[INPUT ROWS start]

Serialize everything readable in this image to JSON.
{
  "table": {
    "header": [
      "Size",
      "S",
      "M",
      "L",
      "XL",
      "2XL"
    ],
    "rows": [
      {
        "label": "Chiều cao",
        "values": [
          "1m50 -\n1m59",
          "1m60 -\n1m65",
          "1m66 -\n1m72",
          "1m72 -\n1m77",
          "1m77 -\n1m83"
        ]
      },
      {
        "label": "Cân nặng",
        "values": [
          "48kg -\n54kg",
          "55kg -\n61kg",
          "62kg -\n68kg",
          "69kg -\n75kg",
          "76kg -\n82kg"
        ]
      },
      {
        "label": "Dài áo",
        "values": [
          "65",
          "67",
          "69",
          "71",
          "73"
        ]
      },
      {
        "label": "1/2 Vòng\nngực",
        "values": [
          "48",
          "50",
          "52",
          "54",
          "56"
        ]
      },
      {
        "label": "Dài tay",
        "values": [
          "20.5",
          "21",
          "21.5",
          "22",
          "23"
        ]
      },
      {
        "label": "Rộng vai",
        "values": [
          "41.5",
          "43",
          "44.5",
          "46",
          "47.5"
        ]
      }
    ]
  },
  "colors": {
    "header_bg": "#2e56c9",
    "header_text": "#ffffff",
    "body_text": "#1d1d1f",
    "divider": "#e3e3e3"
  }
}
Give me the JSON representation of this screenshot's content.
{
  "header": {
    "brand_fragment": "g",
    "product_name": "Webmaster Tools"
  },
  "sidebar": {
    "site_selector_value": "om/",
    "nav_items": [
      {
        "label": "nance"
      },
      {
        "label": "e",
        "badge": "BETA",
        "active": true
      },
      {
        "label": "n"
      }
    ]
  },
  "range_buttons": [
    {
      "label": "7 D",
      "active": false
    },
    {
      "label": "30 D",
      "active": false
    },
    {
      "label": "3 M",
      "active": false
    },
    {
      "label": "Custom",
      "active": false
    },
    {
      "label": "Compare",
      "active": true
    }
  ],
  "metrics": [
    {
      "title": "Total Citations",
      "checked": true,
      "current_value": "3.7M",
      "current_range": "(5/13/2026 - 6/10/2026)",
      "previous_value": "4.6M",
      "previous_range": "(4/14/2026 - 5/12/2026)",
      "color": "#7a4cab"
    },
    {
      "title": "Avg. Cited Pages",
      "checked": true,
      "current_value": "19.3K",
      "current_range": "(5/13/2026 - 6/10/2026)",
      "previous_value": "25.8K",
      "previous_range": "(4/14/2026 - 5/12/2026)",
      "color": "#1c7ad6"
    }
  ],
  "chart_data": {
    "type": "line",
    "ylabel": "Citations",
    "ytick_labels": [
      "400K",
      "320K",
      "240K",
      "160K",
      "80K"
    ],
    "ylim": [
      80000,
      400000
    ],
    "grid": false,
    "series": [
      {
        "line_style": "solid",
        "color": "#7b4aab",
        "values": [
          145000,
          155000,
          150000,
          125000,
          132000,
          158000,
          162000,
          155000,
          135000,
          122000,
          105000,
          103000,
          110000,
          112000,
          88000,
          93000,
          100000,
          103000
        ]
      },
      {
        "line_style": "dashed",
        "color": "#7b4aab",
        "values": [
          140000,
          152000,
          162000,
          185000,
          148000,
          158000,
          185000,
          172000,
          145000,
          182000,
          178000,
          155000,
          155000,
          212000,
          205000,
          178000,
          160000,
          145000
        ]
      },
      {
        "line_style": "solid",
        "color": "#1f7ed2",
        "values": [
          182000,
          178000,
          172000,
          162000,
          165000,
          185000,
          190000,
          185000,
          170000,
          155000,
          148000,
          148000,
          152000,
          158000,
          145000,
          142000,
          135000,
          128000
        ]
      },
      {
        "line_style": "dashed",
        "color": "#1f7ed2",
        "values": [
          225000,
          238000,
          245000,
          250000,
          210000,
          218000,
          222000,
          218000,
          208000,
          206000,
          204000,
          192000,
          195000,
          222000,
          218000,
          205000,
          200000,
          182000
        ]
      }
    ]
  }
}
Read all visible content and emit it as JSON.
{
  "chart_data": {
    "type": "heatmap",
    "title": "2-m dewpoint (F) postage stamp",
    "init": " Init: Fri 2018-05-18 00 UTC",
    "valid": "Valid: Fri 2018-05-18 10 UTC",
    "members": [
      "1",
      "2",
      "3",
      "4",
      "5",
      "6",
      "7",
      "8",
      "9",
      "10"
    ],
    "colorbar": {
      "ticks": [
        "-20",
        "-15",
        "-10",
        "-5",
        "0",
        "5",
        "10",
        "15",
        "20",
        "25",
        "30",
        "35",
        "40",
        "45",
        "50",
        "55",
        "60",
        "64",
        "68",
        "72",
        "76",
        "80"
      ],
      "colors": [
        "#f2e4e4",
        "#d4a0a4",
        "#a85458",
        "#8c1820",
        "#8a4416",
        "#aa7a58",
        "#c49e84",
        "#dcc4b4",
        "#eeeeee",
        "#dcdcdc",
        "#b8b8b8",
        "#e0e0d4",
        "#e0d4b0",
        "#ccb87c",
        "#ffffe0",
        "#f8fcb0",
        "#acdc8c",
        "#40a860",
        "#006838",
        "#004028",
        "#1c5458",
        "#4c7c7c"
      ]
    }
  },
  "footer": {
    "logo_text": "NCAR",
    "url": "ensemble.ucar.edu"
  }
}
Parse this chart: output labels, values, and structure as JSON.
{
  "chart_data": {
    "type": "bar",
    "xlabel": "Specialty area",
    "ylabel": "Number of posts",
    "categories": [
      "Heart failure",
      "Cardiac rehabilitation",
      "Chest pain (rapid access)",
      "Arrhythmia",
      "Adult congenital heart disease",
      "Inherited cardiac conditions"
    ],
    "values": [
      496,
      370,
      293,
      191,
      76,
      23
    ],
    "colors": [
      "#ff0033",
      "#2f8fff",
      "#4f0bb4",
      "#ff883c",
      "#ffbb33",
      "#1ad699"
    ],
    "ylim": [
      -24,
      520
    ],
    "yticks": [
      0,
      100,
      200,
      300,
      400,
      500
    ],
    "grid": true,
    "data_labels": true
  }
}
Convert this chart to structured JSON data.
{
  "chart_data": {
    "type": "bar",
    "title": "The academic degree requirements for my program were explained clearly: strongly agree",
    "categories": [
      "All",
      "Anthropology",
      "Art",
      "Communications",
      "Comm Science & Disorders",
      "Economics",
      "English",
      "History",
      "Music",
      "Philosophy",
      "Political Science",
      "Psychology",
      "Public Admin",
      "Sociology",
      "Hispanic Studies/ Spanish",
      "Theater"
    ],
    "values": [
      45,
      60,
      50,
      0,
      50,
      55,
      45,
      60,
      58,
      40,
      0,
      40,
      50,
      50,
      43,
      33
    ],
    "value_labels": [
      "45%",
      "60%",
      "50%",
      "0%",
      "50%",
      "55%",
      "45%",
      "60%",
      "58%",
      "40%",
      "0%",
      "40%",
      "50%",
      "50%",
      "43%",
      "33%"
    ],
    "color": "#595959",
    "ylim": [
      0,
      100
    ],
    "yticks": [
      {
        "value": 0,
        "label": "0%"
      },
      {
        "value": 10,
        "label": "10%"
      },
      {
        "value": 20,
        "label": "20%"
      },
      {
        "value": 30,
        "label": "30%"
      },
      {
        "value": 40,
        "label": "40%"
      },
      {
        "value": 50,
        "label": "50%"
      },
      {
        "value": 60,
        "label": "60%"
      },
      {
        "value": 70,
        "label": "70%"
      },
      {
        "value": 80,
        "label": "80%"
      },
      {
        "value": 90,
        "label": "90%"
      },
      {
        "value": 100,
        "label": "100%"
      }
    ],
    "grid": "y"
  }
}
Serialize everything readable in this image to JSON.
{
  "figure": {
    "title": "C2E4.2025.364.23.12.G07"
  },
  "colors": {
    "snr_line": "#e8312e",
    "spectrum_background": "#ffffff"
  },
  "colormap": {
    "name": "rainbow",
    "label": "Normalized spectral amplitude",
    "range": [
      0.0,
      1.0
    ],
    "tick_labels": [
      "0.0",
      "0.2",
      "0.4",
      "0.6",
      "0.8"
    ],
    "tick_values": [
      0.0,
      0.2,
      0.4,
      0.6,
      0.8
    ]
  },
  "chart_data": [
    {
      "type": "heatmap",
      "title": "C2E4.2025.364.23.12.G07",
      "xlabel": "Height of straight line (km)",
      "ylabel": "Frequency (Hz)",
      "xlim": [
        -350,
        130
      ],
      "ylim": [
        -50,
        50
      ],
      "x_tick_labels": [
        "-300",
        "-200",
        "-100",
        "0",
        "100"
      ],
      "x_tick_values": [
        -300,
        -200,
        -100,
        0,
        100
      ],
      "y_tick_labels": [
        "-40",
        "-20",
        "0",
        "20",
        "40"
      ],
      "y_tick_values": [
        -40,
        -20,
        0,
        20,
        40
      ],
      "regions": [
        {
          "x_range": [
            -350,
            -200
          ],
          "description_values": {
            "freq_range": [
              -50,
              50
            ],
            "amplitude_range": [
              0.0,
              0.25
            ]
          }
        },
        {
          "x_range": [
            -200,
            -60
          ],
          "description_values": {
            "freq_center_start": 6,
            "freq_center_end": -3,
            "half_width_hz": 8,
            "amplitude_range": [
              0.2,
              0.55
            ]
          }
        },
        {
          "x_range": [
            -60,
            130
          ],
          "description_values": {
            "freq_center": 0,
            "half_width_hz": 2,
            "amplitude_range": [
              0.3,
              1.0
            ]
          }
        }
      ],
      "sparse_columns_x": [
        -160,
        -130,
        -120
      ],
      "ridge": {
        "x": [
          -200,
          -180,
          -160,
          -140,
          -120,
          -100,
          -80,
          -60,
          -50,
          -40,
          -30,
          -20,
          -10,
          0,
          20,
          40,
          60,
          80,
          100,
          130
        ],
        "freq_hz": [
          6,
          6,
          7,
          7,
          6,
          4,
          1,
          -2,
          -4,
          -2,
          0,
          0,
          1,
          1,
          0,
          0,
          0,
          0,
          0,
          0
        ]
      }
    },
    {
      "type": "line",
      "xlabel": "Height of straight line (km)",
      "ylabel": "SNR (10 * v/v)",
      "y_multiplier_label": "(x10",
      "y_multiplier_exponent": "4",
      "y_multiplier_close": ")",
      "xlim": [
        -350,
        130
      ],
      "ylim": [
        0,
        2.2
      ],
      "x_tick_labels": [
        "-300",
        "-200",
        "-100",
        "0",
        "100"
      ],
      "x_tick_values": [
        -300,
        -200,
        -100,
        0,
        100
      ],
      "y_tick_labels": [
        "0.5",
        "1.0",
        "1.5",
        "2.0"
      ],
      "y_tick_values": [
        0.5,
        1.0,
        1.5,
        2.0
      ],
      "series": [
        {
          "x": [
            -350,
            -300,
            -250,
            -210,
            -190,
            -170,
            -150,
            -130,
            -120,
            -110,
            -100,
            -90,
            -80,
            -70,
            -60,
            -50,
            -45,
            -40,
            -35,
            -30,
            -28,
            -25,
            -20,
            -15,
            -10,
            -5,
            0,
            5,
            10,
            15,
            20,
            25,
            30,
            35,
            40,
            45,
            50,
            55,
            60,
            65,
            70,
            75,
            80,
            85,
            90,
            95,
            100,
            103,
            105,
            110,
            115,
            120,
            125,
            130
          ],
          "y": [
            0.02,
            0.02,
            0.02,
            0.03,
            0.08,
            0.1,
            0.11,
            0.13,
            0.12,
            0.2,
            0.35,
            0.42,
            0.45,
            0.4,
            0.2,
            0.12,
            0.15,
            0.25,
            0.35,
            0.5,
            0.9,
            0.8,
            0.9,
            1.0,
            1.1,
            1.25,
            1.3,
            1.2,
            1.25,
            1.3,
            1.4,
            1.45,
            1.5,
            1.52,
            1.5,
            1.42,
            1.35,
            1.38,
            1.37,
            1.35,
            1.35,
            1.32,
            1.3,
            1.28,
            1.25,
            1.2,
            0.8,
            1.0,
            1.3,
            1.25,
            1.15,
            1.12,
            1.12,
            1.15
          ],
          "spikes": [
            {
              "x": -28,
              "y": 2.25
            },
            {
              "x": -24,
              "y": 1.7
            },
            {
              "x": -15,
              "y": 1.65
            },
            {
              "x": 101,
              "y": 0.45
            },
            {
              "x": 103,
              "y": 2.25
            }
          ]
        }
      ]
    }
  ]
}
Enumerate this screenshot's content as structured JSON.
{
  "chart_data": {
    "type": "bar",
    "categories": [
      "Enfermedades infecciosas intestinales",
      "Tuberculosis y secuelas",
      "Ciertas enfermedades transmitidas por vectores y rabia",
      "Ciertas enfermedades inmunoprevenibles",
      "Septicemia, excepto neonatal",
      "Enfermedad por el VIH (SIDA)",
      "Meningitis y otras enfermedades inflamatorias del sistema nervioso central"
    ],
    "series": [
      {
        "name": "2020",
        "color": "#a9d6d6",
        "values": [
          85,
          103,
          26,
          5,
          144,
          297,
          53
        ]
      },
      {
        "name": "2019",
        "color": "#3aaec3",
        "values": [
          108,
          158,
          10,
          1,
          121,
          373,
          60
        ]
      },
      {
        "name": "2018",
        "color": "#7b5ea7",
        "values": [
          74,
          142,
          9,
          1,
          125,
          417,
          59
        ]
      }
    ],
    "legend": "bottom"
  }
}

[INPUT ROWS end]

Report all lines of the data above that include the string "Science".

**ANSWER TO THIS TASK**
      "Comm Science & Disorders",
      "Political Science",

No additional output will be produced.